EXERCISE DATA.
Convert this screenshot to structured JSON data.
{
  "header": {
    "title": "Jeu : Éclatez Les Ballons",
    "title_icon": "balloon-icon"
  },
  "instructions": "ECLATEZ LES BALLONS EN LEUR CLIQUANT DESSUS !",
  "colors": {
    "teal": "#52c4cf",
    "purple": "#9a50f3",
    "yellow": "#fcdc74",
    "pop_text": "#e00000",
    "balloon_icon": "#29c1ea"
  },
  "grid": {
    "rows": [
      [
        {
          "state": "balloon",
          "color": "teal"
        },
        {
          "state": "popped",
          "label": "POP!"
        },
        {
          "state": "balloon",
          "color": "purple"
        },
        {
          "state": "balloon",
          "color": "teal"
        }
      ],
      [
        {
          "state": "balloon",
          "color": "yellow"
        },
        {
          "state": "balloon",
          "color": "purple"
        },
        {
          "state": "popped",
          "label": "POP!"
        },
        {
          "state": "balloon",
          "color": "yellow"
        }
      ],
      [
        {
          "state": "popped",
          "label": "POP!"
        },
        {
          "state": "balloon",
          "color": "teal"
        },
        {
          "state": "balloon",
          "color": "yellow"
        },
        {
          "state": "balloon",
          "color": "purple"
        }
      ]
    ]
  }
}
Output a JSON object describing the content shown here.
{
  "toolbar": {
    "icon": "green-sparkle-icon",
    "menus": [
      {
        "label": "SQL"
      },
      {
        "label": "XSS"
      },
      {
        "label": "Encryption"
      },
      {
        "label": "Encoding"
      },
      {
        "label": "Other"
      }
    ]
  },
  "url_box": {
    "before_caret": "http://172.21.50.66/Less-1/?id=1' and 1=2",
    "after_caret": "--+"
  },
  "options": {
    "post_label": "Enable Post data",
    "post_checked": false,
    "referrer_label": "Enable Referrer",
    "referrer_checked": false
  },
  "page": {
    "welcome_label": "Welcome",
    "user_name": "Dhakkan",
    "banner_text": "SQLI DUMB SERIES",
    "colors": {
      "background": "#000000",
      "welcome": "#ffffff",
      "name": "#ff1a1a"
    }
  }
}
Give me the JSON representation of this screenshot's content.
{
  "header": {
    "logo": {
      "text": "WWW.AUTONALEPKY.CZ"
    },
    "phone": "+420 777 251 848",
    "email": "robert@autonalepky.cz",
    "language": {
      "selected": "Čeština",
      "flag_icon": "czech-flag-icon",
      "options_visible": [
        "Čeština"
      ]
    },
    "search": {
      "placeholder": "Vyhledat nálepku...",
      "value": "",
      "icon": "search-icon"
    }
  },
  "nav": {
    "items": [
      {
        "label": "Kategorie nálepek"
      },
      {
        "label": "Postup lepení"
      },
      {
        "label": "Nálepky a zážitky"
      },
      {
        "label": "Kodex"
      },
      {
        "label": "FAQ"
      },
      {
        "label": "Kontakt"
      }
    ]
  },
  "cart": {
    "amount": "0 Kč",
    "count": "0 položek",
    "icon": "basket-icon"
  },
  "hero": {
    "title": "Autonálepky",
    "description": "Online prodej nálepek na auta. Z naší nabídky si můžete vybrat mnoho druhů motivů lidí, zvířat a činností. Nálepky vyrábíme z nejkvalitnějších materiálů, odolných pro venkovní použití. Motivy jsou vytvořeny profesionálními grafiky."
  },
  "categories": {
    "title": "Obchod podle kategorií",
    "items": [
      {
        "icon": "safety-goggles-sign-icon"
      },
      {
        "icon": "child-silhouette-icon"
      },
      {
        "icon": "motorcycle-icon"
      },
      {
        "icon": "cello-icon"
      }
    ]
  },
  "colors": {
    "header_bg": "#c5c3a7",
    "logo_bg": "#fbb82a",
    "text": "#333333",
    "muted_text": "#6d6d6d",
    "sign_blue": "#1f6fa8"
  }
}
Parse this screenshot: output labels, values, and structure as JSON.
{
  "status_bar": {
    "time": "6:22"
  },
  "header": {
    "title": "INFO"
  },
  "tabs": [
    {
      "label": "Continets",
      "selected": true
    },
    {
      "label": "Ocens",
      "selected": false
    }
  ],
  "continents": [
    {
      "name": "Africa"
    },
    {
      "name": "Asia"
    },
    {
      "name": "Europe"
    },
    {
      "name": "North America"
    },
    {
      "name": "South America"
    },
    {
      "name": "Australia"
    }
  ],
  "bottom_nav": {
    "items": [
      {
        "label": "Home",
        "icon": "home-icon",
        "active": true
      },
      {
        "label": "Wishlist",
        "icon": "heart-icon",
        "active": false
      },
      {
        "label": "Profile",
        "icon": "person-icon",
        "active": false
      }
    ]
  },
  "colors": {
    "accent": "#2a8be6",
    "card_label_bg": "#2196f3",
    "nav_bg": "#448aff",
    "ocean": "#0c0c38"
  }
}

YOUR GOAL. Looking at the records above, tally the lines holding "selected" and reply with that number only.

REPLY. 3